DATA PROVIDED.
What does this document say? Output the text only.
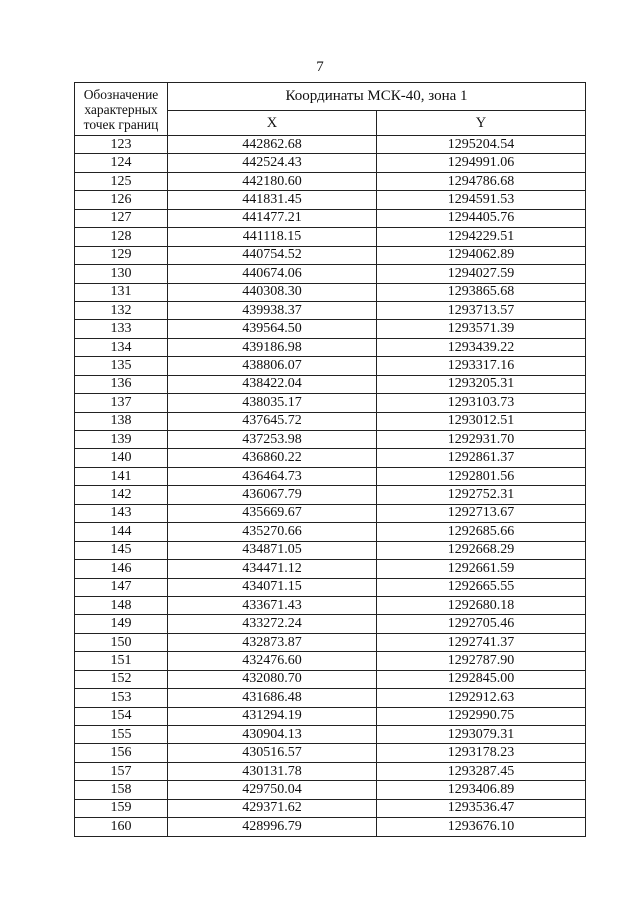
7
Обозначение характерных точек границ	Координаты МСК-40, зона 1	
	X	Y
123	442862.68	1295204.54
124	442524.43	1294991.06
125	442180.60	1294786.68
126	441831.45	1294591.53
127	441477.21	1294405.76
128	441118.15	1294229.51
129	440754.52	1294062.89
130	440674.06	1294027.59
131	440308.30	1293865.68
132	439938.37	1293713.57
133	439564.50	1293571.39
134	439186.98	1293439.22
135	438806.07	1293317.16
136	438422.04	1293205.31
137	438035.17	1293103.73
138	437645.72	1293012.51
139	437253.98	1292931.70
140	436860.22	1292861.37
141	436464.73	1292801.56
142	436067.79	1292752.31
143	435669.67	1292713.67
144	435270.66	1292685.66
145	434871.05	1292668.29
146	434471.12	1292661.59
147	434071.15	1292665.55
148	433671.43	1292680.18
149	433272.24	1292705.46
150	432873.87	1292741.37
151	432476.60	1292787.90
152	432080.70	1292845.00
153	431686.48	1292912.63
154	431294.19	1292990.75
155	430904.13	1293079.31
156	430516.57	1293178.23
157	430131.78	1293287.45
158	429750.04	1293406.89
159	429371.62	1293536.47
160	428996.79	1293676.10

* * *

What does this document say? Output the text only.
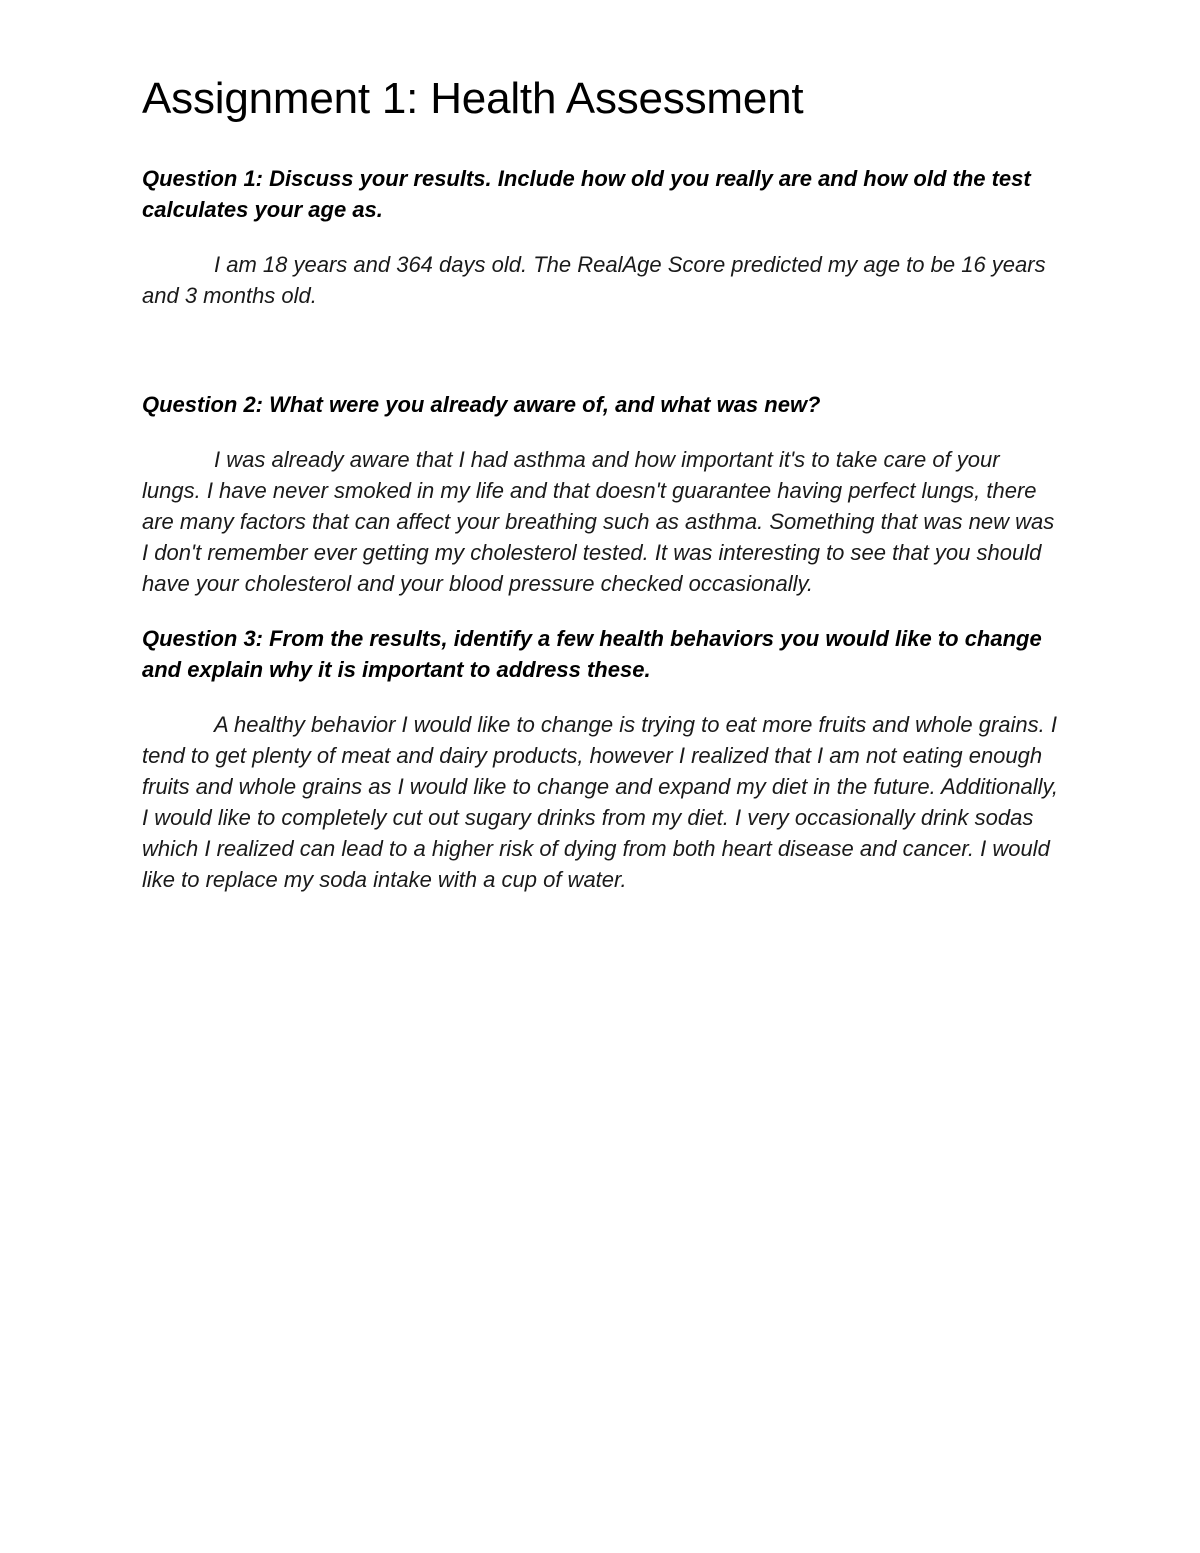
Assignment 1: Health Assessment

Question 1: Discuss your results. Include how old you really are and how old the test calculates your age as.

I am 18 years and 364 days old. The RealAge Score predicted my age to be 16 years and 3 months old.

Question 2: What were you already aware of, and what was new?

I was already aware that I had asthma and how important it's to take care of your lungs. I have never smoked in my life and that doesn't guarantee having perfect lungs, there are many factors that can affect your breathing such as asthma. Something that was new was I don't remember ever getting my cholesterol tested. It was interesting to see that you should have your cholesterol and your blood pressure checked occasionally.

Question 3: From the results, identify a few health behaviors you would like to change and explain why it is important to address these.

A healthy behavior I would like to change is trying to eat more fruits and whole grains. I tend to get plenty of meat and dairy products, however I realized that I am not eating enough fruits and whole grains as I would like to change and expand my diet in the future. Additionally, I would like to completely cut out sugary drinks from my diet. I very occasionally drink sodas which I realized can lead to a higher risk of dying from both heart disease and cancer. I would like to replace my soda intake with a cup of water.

REQUIRED WORK. What is the number of lines containing "already"? Give that number only.

OUTPUT OF THE EXERCISE. 2